Images embedded in the records are excluded; print everything else exactly as given.

## RECORDS FOR THE TASK

□ □ □ □ □

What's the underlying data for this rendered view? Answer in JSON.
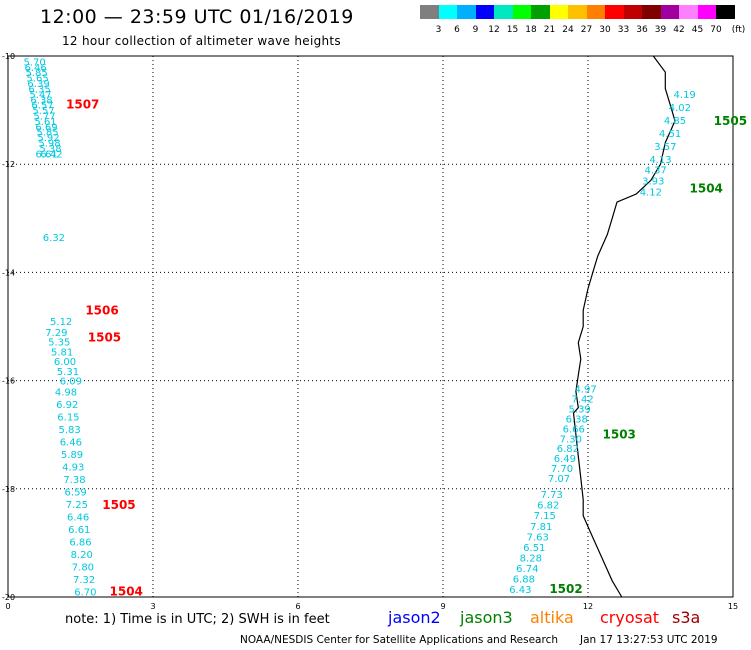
{
  "header": {
    "title": "12:00 — 23:59 UTC 01/16/2019",
    "subtitle": "12 hour collection of altimeter wave heights"
  },
  "color_scale": {
    "colors": [
      "#7f7f7f",
      "#00ffff",
      "#00b0ff",
      "#0000ff",
      "#00e8c0",
      "#00ff00",
      "#00a000",
      "#ffff00",
      "#ffc000",
      "#ff8000",
      "#ff0000",
      "#c00000",
      "#800000",
      "#a000a0",
      "#ff80ff",
      "#ff00ff",
      "#000000"
    ],
    "labels": [
      "3",
      "6",
      "9",
      "12",
      "15",
      "18",
      "21",
      "24",
      "27",
      "30",
      "33",
      "36",
      "39",
      "42",
      "45",
      "70",
      "(ft)"
    ]
  },
  "map": {
    "x_ticks": [
      "0",
      "3",
      "6",
      "9",
      "12",
      "15"
    ],
    "y_ticks": [
      "-10",
      "-12",
      "-14",
      "-16",
      "-18",
      "-20"
    ],
    "coastline_lon_lat": [
      [
        13.35,
        -10.0
      ],
      [
        13.6,
        -10.3
      ],
      [
        13.6,
        -10.6
      ],
      [
        13.7,
        -10.9
      ],
      [
        13.8,
        -11.2
      ],
      [
        13.6,
        -11.6
      ],
      [
        13.5,
        -12.0
      ],
      [
        13.3,
        -12.3
      ],
      [
        13.0,
        -12.55
      ],
      [
        12.6,
        -12.7
      ],
      [
        12.5,
        -13.0
      ],
      [
        12.4,
        -13.3
      ],
      [
        12.2,
        -13.7
      ],
      [
        12.1,
        -14.0
      ],
      [
        12.0,
        -14.3
      ],
      [
        11.9,
        -14.7
      ],
      [
        11.9,
        -15.0
      ],
      [
        11.8,
        -15.3
      ],
      [
        11.85,
        -15.6
      ],
      [
        11.8,
        -15.9
      ],
      [
        11.75,
        -16.2
      ],
      [
        11.8,
        -16.5
      ],
      [
        11.7,
        -16.6
      ],
      [
        11.75,
        -17.0
      ],
      [
        11.8,
        -17.4
      ],
      [
        11.85,
        -17.8
      ],
      [
        11.9,
        -18.2
      ],
      [
        11.9,
        -18.5
      ],
      [
        12.1,
        -18.9
      ],
      [
        12.3,
        -19.3
      ],
      [
        12.5,
        -19.7
      ],
      [
        12.7,
        -20.0
      ]
    ],
    "passes": [
      {
        "label": "1507",
        "color": "#ff0000",
        "start": [
          0.55,
          -10.1
        ],
        "end": [
          0.9,
          -11.8
        ],
        "label_pos": [
          1.2,
          -10.9
        ],
        "values": [
          "5.70",
          "6.46",
          "5.85",
          "5.65",
          "6.39",
          "6.35",
          "5.47",
          "6.38",
          "6.57",
          "5.57",
          "5.77",
          "5.61",
          "6.69",
          "5.85",
          "5.92",
          "5.98",
          "5.38",
          "6.42"
        ]
      },
      {
        "label": "1506",
        "color": "#ff0000",
        "start": [
          0.8,
          -11.8
        ],
        "end": [
          1.1,
          -14.9
        ],
        "label_pos": [
          1.6,
          -14.7
        ],
        "values": [
          "6.61",
          "6.32",
          "5.12"
        ]
      },
      {
        "label": "1505",
        "color": "#ff0000",
        "start": [
          1.0,
          -15.1
        ],
        "end": [
          1.3,
          -16.0
        ],
        "label_pos": [
          1.65,
          -15.2
        ],
        "values": [
          "7.29",
          "5.35",
          "5.81",
          "6.00",
          "5.31",
          "6.09"
        ]
      },
      {
        "label": "1505",
        "color": "#ff0000",
        "start": [
          1.2,
          -16.2
        ],
        "end": [
          1.6,
          -19.9
        ],
        "label_pos": [
          1.95,
          -18.3
        ],
        "values": [
          "4.98",
          "6.92",
          "6.15",
          "5.83",
          "6.46",
          "5.89",
          "4.93",
          "7.38",
          "6.59",
          "7.25",
          "6.46",
          "6.61",
          "6.86",
          "8.20",
          "7.80",
          "7.32",
          "6.70"
        ]
      },
      {
        "label": "1504",
        "color": "#ff0000",
        "start": [
          1.6,
          -19.9
        ],
        "end": [
          1.6,
          -19.9
        ],
        "label_pos": [
          2.1,
          -19.9
        ],
        "values": []
      },
      {
        "label": "1505",
        "color": "#008000",
        "start": [
          14.0,
          -10.7
        ],
        "end": [
          13.5,
          -11.9
        ],
        "label_pos": [
          14.6,
          -11.2
        ],
        "values": [
          "4.19",
          "4.02",
          "4.85",
          "4.51",
          "3.57",
          "4.13"
        ]
      },
      {
        "label": "1504",
        "color": "#008000",
        "start": [
          13.4,
          -12.1
        ],
        "end": [
          13.3,
          -12.5
        ],
        "label_pos": [
          14.1,
          -12.45
        ],
        "values": [
          "4.37",
          "3.93",
          "4.12"
        ]
      },
      {
        "label": "1503",
        "color": "#008000",
        "start": [
          11.95,
          -16.15
        ],
        "end": [
          11.4,
          -17.8
        ],
        "label_pos": [
          12.3,
          -17.0
        ],
        "values": [
          "4.97",
          "7.42",
          "5.39",
          "6.38",
          "6.66",
          "7.30",
          "6.82",
          "6.49",
          "7.70",
          "7.07"
        ]
      },
      {
        "label": "1502",
        "color": "#008000",
        "start": [
          11.25,
          -18.1
        ],
        "end": [
          10.6,
          -19.85
        ],
        "label_pos": [
          11.2,
          -19.85
        ],
        "values": [
          "7.73",
          "6.82",
          "7.15",
          "7.81",
          "7.63",
          "6.51",
          "8.28",
          "6.74",
          "6.88",
          "6.43"
        ]
      }
    ]
  },
  "legend": {
    "note": "note:  1) Time is in UTC;  2) SWH is in feet",
    "satellites": [
      {
        "name": "jason2",
        "color": "#0000ff"
      },
      {
        "name": "jason3",
        "color": "#008000"
      },
      {
        "name": "altika",
        "color": "#ff8000"
      },
      {
        "name": "cryosat",
        "color": "#ff0000"
      },
      {
        "name": "s3a",
        "color": "#a00000"
      }
    ]
  },
  "footer": {
    "center": "NOAA/NESDIS Center for Satellite Applications and Research",
    "right": "Jan 17 13:27:53 UTC 2019"
  }
}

□ □ □ □ □

## SOLUTION FOR THIS PROBLEM
What's the underlying data for this rendered view? Answer in JSON.
{
  "header": {
    "title": "12:00 — 23:59 UTC 01/16/2019",
    "subtitle": "12 hour collection of altimeter wave heights"
  },
  "color_scale": {
    "colors": [
      "#7f7f7f",
      "#00ffff",
      "#00b0ff",
      "#0000ff",
      "#00e8c0",
      "#00ff00",
      "#00a000",
      "#ffff00",
      "#ffc000",
      "#ff8000",
      "#ff0000",
      "#c00000",
      "#800000",
      "#a000a0",
      "#ff80ff",
      "#ff00ff",
      "#000000"
    ],
    "labels": [
      "3",
      "6",
      "9",
      "12",
      "15",
      "18",
      "21",
      "24",
      "27",
      "30",
      "33",
      "36",
      "39",
      "42",
      "45",
      "70",
      "(ft)"
    ]
  },
  "map": {
    "x_ticks": [
      "0",
      "3",
      "6",
      "9",
      "12",
      "15"
    ],
    "y_ticks": [
      "-10",
      "-12",
      "-14",
      "-16",
      "-18",
      "-20"
    ],
    "coastline_lon_lat": [
      [
        13.35,
        -10.0
      ],
      [
        13.6,
        -10.3
      ],
      [
        13.6,
        -10.6
      ],
      [
        13.7,
        -10.9
      ],
      [
        13.8,
        -11.2
      ],
      [
        13.6,
        -11.6
      ],
      [
        13.5,
        -12.0
      ],
      [
        13.3,
        -12.3
      ],
      [
        13.0,
        -12.55
      ],
      [
        12.6,
        -12.7
      ],
      [
        12.5,
        -13.0
      ],
      [
        12.4,
        -13.3
      ],
      [
        12.2,
        -13.7
      ],
      [
        12.1,
        -14.0
      ],
      [
        12.0,
        -14.3
      ],
      [
        11.9,
        -14.7
      ],
      [
        11.9,
        -15.0
      ],
      [
        11.8,
        -15.3
      ],
      [
        11.85,
        -15.6
      ],
      [
        11.8,
        -15.9
      ],
      [
        11.75,
        -16.2
      ],
      [
        11.8,
        -16.5
      ],
      [
        11.7,
        -16.6
      ],
      [
        11.75,
        -17.0
      ],
      [
        11.8,
        -17.4
      ],
      [
        11.85,
        -17.8
      ],
      [
        11.9,
        -18.2
      ],
      [
        11.9,
        -18.5
      ],
      [
        12.1,
        -18.9
      ],
      [
        12.3,
        -19.3
      ],
      [
        12.5,
        -19.7
      ],
      [
        12.7,
        -20.0
      ]
    ],
    "passes": [
      {
        "label": "1507",
        "color": "#ff0000",
        "start": [
          0.55,
          -10.1
        ],
        "end": [
          0.9,
          -11.8
        ],
        "label_pos": [
          1.2,
          -10.9
        ],
        "values": [
          "5.70",
          "6.46",
          "5.85",
          "5.65",
          "6.39",
          "6.35",
          "5.47",
          "6.38",
          "6.57",
          "5.57",
          "5.77",
          "5.61",
          "6.69",
          "5.85",
          "5.92",
          "5.98",
          "5.38",
          "6.42"
        ]
      },
      {
        "label": "1506",
        "color": "#ff0000",
        "start": [
          0.8,
          -11.8
        ],
        "end": [
          1.1,
          -14.9
        ],
        "label_pos": [
          1.6,
          -14.7
        ],
        "values": [
          "6.61",
          "6.32",
          "5.12"
        ]
      },
      {
        "label": "1505",
        "color": "#ff0000",
        "start": [
          1.0,
          -15.1
        ],
        "end": [
          1.3,
          -16.0
        ],
        "label_pos": [
          1.65,
          -15.2
        ],
        "values": [
          "7.29",
          "5.35",
          "5.81",
          "6.00",
          "5.31",
          "6.09"
        ]
      },
      {
        "label": "1505",
        "color": "#ff0000",
        "start": [
          1.2,
          -16.2
        ],
        "end": [
          1.6,
          -19.9
        ],
        "label_pos": [
          1.95,
          -18.3
        ],
        "values": [
          "4.98",
          "6.92",
          "6.15",
          "5.83",
          "6.46",
          "5.89",
          "4.93",
          "7.38",
          "6.59",
          "7.25",
          "6.46",
          "6.61",
          "6.86",
          "8.20",
          "7.80",
          "7.32",
          "6.70"
        ]
      },
      {
        "label": "1504",
        "color": "#ff0000",
        "start": [
          1.6,
          -19.9
        ],
        "end": [
          1.6,
          -19.9
        ],
        "label_pos": [
          2.1,
          -19.9
        ],
        "values": []
      },
      {
        "label": "1505",
        "color": "#008000",
        "start": [
          14.0,
          -10.7
        ],
        "end": [
          13.5,
          -11.9
        ],
        "label_pos": [
          14.6,
          -11.2
        ],
        "values": [
          "4.19",
          "4.02",
          "4.85",
          "4.51",
          "3.57",
          "4.13"
        ]
      },
      {
        "label": "1504",
        "color": "#008000",
        "start": [
          13.4,
          -12.1
        ],
        "end": [
          13.3,
          -12.5
        ],
        "label_pos": [
          14.1,
          -12.45
        ],
        "values": [
          "4.37",
          "3.93",
          "4.12"
        ]
      },
      {
        "label": "1503",
        "color": "#008000",
        "start": [
          11.95,
          -16.15
        ],
        "end": [
          11.4,
          -17.8
        ],
        "label_pos": [
          12.3,
          -17.0
        ],
        "values": [
          "4.97",
          "7.42",
          "5.39",
          "6.38",
          "6.66",
          "7.30",
          "6.82",
          "6.49",
          "7.70",
          "7.07"
        ]
      },
      {
        "label": "1502",
        "color": "#008000",
        "start": [
          11.25,
          -18.1
        ],
        "end": [
          10.6,
          -19.85
        ],
        "label_pos": [
          11.2,
          -19.85
        ],
        "values": [
          "7.73",
          "6.82",
          "7.15",
          "7.81",
          "7.63",
          "6.51",
          "8.28",
          "6.74",
          "6.88",
          "6.43"
        ]
      }
    ]
  },
  "legend": {
    "note": "note:  1) Time is in UTC;  2) SWH is in feet",
    "satellites": [
      {
        "name": "jason2",
        "color": "#0000ff"
      },
      {
        "name": "jason3",
        "color": "#008000"
      },
      {
        "name": "altika",
        "color": "#ff8000"
      },
      {
        "name": "cryosat",
        "color": "#ff0000"
      },
      {
        "name": "s3a",
        "color": "#a00000"
      }
    ]
  },
  "footer": {
    "center": "NOAA/NESDIS Center for Satellite Applications and Research",
    "right": "Jan 17 13:27:53 UTC 2019"
  }
}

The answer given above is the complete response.